Written instruction >> Set down exactly the lines running from the line with "Type out the text in this image." to the end of the listing below, both ends included.

-- Begin --

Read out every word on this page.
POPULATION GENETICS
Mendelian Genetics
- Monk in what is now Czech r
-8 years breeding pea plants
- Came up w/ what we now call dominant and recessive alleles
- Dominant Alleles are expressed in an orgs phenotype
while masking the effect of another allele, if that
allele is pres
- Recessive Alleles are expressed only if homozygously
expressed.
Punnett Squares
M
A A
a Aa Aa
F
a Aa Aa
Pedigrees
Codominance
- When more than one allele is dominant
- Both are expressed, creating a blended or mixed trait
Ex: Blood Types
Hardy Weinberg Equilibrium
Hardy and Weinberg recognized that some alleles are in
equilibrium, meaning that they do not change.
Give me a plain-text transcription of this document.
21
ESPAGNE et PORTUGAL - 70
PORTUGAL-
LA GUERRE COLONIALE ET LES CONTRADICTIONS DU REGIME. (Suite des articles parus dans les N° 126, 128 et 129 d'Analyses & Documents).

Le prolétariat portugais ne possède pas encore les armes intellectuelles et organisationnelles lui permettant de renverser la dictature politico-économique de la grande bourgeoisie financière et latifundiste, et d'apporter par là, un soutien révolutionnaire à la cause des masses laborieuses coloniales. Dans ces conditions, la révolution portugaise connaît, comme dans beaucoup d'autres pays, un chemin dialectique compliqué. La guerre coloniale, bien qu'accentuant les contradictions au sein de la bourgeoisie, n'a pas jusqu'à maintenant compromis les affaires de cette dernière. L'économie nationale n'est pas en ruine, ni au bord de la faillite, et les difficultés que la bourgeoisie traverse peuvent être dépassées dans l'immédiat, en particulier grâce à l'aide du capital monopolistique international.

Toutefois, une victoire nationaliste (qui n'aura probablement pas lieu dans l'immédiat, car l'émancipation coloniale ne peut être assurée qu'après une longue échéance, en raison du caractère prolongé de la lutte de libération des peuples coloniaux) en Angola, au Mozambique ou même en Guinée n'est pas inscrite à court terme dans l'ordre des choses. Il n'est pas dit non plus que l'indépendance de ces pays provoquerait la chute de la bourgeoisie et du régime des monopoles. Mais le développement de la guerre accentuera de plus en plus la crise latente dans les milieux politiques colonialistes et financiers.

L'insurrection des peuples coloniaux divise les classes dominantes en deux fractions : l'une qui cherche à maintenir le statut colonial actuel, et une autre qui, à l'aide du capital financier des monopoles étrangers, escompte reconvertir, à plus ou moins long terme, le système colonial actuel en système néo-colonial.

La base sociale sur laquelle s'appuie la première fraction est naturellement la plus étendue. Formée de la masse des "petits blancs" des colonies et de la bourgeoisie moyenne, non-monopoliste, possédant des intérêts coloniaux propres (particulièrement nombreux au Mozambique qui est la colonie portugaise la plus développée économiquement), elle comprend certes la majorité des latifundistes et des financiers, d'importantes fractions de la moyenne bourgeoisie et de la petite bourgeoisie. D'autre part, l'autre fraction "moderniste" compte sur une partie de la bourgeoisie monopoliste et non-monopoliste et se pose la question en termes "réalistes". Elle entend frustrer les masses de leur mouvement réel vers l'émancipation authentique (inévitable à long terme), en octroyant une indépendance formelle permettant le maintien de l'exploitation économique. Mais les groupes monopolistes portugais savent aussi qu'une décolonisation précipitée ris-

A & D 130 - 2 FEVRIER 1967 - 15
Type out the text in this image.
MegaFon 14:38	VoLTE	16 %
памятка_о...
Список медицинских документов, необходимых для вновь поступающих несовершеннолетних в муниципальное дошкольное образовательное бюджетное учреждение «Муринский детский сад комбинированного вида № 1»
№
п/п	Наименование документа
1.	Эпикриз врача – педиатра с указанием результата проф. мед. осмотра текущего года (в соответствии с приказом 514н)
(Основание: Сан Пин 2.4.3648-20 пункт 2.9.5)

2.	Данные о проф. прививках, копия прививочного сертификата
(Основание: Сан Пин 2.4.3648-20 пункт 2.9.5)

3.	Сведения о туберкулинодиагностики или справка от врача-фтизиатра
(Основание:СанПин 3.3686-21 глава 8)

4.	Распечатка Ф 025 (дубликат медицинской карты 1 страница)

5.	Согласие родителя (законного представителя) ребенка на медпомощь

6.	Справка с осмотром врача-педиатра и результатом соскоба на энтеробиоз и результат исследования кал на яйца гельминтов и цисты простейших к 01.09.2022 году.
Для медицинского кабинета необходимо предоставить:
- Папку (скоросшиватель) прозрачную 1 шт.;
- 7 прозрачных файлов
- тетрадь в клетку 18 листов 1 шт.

-- End --

Exercise output >>
Type out the text in this image.
MegaFon 14:38	VoLTE	16 %
памятка_о...
Список медицинских документов, необходимых для вновь поступающих несовершеннолетних в муниципальное дошкольное образовательное бюджетное учреждение «Муринский детский сад комбинированного вида № 1»
№
п/п	Наименование документа
1.	Эпикриз врача – педиатра с указанием результата проф. мед. осмотра текущего года (в соответствии с приказом 514н)
(Основание: Сан Пин 2.4.3648-20 пункт 2.9.5)

2.	Данные о проф. прививках, копия прививочного сертификата
(Основание: Сан Пин 2.4.3648-20 пункт 2.9.5)

3.	Сведения о туберкулинодиагностики или справка от врача-фтизиатра
(Основание:СанПин 3.3686-21 глава 8)

4.	Распечатка Ф 025 (дубликат медицинской карты 1 страница)

5.	Согласие родителя (законного представителя) ребенка на медпомощь

6.	Справка с осмотром врача-педиатра и результатом соскоба на энтеробиоз и результат исследования кал на яйца гельминтов и цисты простейших к 01.09.2022 году.
Для медицинского кабинета необходимо предоставить:
- Папку (скоросшиватель) прозрачную 1 шт.;
- 7 прозрачных файлов
- тетрадь в клетку 18 листов 1 шт.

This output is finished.